— Start of PROVIDED ENTRIES —
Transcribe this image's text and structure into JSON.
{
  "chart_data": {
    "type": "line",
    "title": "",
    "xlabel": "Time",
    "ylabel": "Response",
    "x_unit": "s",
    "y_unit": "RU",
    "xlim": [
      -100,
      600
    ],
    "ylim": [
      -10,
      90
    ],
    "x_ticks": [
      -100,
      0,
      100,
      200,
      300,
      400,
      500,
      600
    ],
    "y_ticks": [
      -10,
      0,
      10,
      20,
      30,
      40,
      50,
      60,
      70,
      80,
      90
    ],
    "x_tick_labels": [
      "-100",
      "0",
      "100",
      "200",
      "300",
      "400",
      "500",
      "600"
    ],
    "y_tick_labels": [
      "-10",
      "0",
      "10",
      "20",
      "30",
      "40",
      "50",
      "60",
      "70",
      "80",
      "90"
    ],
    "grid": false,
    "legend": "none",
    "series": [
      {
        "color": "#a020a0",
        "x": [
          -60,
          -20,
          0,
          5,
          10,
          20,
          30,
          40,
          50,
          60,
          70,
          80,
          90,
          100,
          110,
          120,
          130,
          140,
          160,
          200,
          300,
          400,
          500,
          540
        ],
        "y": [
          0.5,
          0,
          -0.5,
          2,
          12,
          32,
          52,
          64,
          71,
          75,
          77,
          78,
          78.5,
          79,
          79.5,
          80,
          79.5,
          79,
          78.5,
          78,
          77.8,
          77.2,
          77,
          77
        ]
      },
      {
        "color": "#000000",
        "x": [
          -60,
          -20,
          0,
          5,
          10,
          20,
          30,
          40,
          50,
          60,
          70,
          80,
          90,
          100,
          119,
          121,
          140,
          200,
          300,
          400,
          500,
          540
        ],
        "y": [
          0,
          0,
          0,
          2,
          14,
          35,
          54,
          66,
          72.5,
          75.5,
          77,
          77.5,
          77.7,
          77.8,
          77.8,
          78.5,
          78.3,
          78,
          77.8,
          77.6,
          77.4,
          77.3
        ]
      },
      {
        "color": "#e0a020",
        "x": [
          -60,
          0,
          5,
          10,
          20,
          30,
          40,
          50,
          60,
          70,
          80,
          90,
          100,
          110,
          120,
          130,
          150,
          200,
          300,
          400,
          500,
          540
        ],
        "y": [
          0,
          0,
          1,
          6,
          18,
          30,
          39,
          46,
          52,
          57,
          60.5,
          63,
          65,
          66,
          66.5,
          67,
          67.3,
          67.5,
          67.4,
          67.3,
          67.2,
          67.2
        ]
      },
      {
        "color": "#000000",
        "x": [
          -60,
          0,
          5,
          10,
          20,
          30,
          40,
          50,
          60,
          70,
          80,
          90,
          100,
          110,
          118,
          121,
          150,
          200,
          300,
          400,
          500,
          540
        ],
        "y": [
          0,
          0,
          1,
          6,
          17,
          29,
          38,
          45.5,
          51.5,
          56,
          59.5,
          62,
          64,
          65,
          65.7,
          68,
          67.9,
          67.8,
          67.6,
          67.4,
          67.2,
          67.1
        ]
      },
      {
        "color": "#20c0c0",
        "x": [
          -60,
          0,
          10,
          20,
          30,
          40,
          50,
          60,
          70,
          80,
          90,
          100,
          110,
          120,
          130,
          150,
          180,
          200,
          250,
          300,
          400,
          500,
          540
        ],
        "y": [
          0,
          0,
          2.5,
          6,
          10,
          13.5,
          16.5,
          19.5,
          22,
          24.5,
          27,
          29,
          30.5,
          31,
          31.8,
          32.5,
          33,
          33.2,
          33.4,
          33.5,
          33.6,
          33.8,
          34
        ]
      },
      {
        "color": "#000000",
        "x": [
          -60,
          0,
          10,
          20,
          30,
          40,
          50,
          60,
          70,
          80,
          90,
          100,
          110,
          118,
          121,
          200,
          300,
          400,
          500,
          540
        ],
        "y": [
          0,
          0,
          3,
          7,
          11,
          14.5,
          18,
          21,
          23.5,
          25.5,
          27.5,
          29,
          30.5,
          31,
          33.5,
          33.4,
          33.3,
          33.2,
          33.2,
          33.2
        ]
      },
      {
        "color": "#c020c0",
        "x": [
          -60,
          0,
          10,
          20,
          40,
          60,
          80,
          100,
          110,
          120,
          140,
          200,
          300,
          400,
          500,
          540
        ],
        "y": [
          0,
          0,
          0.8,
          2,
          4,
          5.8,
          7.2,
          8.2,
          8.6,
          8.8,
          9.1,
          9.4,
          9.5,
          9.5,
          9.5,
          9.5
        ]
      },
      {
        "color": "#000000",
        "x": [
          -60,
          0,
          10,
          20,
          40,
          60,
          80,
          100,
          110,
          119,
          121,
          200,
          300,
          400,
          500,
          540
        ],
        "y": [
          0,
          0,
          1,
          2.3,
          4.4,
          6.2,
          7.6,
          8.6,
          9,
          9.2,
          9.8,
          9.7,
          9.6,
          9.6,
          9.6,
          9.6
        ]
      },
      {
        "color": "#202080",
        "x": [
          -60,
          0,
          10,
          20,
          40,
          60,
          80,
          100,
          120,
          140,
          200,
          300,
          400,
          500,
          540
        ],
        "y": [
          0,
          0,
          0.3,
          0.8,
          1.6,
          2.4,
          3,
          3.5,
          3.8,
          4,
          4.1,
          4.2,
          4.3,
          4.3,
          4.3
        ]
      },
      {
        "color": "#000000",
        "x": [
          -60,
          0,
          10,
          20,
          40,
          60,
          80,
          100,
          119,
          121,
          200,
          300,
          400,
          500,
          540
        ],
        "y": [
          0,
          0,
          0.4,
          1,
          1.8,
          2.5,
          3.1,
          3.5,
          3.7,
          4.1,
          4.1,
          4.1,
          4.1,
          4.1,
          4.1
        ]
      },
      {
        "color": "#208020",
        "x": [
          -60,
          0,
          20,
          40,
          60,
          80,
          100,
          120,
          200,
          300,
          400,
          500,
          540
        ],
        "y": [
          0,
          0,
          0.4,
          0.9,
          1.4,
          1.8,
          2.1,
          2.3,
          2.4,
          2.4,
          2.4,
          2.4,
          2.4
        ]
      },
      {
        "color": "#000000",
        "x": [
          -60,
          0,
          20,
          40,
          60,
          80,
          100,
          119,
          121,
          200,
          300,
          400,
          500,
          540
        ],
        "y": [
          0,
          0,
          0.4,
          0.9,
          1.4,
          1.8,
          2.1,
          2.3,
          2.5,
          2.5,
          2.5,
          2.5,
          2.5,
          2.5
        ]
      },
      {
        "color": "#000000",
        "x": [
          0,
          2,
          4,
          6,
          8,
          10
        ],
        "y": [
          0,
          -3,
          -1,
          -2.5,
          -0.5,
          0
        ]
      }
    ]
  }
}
— End of PROVIDED ENTRIES —
- _WHAT THE EXERCISE ASKS_
Give the listing above again, word for word.

- _WRITTEN RESPONSE_
Transcribe this image's text and structure into JSON.
{
  "chart_data": {
    "type": "line",
    "title": "",
    "xlabel": "Time",
    "ylabel": "Response",
    "x_unit": "s",
    "y_unit": "RU",
    "xlim": [
      -100,
      600
    ],
    "ylim": [
      -10,
      90
    ],
    "x_ticks": [
      -100,
      0,
      100,
      200,
      300,
      400,
      500,
      600
    ],
    "y_ticks": [
      -10,
      0,
      10,
      20,
      30,
      40,
      50,
      60,
      70,
      80,
      90
    ],
    "x_tick_labels": [
      "-100",
      "0",
      "100",
      "200",
      "300",
      "400",
      "500",
      "600"
    ],
    "y_tick_labels": [
      "-10",
      "0",
      "10",
      "20",
      "30",
      "40",
      "50",
      "60",
      "70",
      "80",
      "90"
    ],
    "grid": false,
    "legend": "none",
    "series": [
      {
        "color": "#a020a0",
        "x": [
          -60,
          -20,
          0,
          5,
          10,
          20,
          30,
          40,
          50,
          60,
          70,
          80,
          90,
          100,
          110,
          120,
          130,
          140,
          160,
          200,
          300,
          400,
          500,
          540
        ],
        "y": [
          0.5,
          0,
          -0.5,
          2,
          12,
          32,
          52,
          64,
          71,
          75,
          77,
          78,
          78.5,
          79,
          79.5,
          80,
          79.5,
          79,
          78.5,
          78,
          77.8,
          77.2,
          77,
          77
        ]
      },
      {
        "color": "#000000",
        "x": [
          -60,
          -20,
          0,
          5,
          10,
          20,
          30,
          40,
          50,
          60,
          70,
          80,
          90,
          100,
          119,
          121,
          140,
          200,
          300,
          400,
          500,
          540
        ],
        "y": [
          0,
          0,
          0,
          2,
          14,
          35,
          54,
          66,
          72.5,
          75.5,
          77,
          77.5,
          77.7,
          77.8,
          77.8,
          78.5,
          78.3,
          78,
          77.8,
          77.6,
          77.4,
          77.3
        ]
      },
      {
        "color": "#e0a020",
        "x": [
          -60,
          0,
          5,
          10,
          20,
          30,
          40,
          50,
          60,
          70,
          80,
          90,
          100,
          110,
          120,
          130,
          150,
          200,
          300,
          400,
          500,
          540
        ],
        "y": [
          0,
          0,
          1,
          6,
          18,
          30,
          39,
          46,
          52,
          57,
          60.5,
          63,
          65,
          66,
          66.5,
          67,
          67.3,
          67.5,
          67.4,
          67.3,
          67.2,
          67.2
        ]
      },
      {
        "color": "#000000",
        "x": [
          -60,
          0,
          5,
          10,
          20,
          30,
          40,
          50,
          60,
          70,
          80,
          90,
          100,
          110,
          118,
          121,
          150,
          200,
          300,
          400,
          500,
          540
        ],
        "y": [
          0,
          0,
          1,
          6,
          17,
          29,
          38,
          45.5,
          51.5,
          56,
          59.5,
          62,
          64,
          65,
          65.7,
          68,
          67.9,
          67.8,
          67.6,
          67.4,
          67.2,
          67.1
        ]
      },
      {
        "color": "#20c0c0",
        "x": [
          -60,
          0,
          10,
          20,
          30,
          40,
          50,
          60,
          70,
          80,
          90,
          100,
          110,
          120,
          130,
          150,
          180,
          200,
          250,
          300,
          400,
          500,
          540
        ],
        "y": [
          0,
          0,
          2.5,
          6,
          10,
          13.5,
          16.5,
          19.5,
          22,
          24.5,
          27,
          29,
          30.5,
          31,
          31.8,
          32.5,
          33,
          33.2,
          33.4,
          33.5,
          33.6,
          33.8,
          34
        ]
      },
      {
        "color": "#000000",
        "x": [
          -60,
          0,
          10,
          20,
          30,
          40,
          50,
          60,
          70,
          80,
          90,
          100,
          110,
          118,
          121,
          200,
          300,
          400,
          500,
          540
        ],
        "y": [
          0,
          0,
          3,
          7,
          11,
          14.5,
          18,
          21,
          23.5,
          25.5,
          27.5,
          29,
          30.5,
          31,
          33.5,
          33.4,
          33.3,
          33.2,
          33.2,
          33.2
        ]
      },
      {
        "color": "#c020c0",
        "x": [
          -60,
          0,
          10,
          20,
          40,
          60,
          80,
          100,
          110,
          120,
          140,
          200,
          300,
          400,
          500,
          540
        ],
        "y": [
          0,
          0,
          0.8,
          2,
          4,
          5.8,
          7.2,
          8.2,
          8.6,
          8.8,
          9.1,
          9.4,
          9.5,
          9.5,
          9.5,
          9.5
        ]
      },
      {
        "color": "#000000",
        "x": [
          -60,
          0,
          10,
          20,
          40,
          60,
          80,
          100,
          110,
          119,
          121,
          200,
          300,
          400,
          500,
          540
        ],
        "y": [
          0,
          0,
          1,
          2.3,
          4.4,
          6.2,
          7.6,
          8.6,
          9,
          9.2,
          9.8,
          9.7,
          9.6,
          9.6,
          9.6,
          9.6
        ]
      },
      {
        "color": "#202080",
        "x": [
          -60,
          0,
          10,
          20,
          40,
          60,
          80,
          100,
          120,
          140,
          200,
          300,
          400,
          500,
          540
        ],
        "y": [
          0,
          0,
          0.3,
          0.8,
          1.6,
          2.4,
          3,
          3.5,
          3.8,
          4,
          4.1,
          4.2,
          4.3,
          4.3,
          4.3
        ]
      },
      {
        "color": "#000000",
        "x": [
          -60,
          0,
          10,
          20,
          40,
          60,
          80,
          100,
          119,
          121,
          200,
          300,
          400,
          500,
          540
        ],
        "y": [
          0,
          0,
          0.4,
          1,
          1.8,
          2.5,
          3.1,
          3.5,
          3.7,
          4.1,
          4.1,
          4.1,
          4.1,
          4.1,
          4.1
        ]
      },
      {
        "color": "#208020",
        "x": [
          -60,
          0,
          20,
          40,
          60,
          80,
          100,
          120,
          200,
          300,
          400,
          500,
          540
        ],
        "y": [
          0,
          0,
          0.4,
          0.9,
          1.4,
          1.8,
          2.1,
          2.3,
          2.4,
          2.4,
          2.4,
          2.4,
          2.4
        ]
      },
      {
        "color": "#000000",
        "x": [
          -60,
          0,
          20,
          40,
          60,
          80,
          100,
          119,
          121,
          200,
          300,
          400,
          500,
          540
        ],
        "y": [
          0,
          0,
          0.4,
          0.9,
          1.4,
          1.8,
          2.1,
          2.3,
          2.5,
          2.5,
          2.5,
          2.5,
          2.5,
          2.5
        ]
      },
      {
        "color": "#000000",
        "x": [
          0,
          2,
          4,
          6,
          8,
          10
        ],
        "y": [
          0,
          -3,
          -1,
          -2.5,
          -0.5,
          0
        ]
      }
    ]
  }
}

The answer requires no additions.